→ **Task**: Using the listing below, report all lines holding the word "label".

===== Dataset records =====

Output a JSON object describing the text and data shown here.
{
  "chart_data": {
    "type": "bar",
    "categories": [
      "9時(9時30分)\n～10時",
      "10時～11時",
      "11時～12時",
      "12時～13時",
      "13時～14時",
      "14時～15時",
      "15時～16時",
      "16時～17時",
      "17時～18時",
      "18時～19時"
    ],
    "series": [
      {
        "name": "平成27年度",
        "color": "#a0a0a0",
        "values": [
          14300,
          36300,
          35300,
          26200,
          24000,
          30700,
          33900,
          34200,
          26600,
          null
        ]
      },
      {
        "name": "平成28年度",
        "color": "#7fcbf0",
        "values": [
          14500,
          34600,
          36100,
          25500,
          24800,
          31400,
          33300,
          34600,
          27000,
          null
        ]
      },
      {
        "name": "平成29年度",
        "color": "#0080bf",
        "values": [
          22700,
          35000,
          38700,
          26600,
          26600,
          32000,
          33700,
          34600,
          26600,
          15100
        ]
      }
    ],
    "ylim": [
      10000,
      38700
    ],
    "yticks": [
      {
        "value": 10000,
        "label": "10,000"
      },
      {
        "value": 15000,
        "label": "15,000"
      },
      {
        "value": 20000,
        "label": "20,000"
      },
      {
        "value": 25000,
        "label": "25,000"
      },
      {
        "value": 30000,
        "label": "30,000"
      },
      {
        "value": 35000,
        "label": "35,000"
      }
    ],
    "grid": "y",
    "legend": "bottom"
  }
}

=====

→ **Complete answer**:
        "label": "10,000"
        "label": "15,000"
        "label": "20,000"
        "label": "25,000"
        "label": "30,000"
        "label": "35,000"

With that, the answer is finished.